■ Request: Show each line from the listing that includes the word "lifters".

■ Supplied records:

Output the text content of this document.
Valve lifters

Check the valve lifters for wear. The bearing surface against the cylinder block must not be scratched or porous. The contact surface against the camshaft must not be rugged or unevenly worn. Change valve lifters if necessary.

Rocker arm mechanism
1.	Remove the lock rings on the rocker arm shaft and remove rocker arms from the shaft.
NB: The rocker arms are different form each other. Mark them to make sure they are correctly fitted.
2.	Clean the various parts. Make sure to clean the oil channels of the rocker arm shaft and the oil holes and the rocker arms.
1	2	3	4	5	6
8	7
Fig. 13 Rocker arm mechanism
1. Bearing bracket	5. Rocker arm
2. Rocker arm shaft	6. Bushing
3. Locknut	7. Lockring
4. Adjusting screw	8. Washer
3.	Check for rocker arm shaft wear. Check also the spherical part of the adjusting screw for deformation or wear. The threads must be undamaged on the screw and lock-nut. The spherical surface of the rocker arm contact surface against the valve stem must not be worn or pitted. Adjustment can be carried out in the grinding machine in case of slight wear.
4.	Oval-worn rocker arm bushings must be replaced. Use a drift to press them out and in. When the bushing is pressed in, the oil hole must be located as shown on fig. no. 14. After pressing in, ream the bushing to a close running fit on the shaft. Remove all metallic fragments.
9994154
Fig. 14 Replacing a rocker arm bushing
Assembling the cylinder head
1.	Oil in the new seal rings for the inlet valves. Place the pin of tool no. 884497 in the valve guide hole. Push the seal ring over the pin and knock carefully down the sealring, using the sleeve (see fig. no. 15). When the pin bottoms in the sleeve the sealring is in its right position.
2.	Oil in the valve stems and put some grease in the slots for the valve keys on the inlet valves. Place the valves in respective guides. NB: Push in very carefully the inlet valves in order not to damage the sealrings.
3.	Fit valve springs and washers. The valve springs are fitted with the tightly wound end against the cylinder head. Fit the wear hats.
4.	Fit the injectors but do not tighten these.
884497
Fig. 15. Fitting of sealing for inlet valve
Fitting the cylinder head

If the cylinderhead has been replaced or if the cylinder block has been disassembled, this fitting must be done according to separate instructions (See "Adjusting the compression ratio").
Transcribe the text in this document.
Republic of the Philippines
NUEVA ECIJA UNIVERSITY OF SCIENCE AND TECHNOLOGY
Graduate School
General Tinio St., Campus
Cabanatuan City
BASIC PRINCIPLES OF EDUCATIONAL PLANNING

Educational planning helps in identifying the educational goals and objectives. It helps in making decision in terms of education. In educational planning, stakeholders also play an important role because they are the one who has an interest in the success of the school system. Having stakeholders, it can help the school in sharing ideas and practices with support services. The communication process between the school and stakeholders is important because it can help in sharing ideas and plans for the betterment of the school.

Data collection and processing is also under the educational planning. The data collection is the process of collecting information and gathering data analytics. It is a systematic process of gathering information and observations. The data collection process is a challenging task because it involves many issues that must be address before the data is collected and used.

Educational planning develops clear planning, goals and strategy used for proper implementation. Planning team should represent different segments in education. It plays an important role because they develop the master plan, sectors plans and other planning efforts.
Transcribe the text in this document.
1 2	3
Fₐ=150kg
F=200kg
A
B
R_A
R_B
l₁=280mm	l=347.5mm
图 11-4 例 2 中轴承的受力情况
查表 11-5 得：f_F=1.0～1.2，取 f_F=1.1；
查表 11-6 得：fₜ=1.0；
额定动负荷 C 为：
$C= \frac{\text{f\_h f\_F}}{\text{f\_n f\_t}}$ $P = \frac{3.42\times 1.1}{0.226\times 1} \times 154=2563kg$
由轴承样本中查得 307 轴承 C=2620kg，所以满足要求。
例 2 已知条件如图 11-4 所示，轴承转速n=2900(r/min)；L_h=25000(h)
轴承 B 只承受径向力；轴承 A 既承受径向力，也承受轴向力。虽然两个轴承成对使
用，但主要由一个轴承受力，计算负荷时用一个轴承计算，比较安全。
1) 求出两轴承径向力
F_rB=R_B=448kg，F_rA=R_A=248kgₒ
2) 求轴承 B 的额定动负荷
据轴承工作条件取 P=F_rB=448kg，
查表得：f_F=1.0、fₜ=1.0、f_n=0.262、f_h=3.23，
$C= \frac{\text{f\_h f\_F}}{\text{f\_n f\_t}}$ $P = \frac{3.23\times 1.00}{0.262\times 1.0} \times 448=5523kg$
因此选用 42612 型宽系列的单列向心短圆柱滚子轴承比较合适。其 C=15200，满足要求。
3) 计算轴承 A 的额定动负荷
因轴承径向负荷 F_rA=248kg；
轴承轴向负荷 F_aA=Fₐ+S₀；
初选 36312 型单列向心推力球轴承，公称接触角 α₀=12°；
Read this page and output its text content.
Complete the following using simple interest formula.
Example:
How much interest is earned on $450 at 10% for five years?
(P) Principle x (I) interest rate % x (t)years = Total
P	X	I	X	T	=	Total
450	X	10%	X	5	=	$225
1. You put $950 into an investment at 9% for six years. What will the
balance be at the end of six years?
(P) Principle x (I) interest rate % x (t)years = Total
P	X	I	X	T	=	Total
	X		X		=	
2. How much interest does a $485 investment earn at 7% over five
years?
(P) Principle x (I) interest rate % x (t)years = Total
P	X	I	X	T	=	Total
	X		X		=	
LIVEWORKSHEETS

■ Final answer:
Valve lifters
Check the valve lifters for wear. The bearing surface against the cylinder block must not be scratched or porous. The contact surface against the camshaft must not be rugged or unevenly worn. Change valve lifters if necessary.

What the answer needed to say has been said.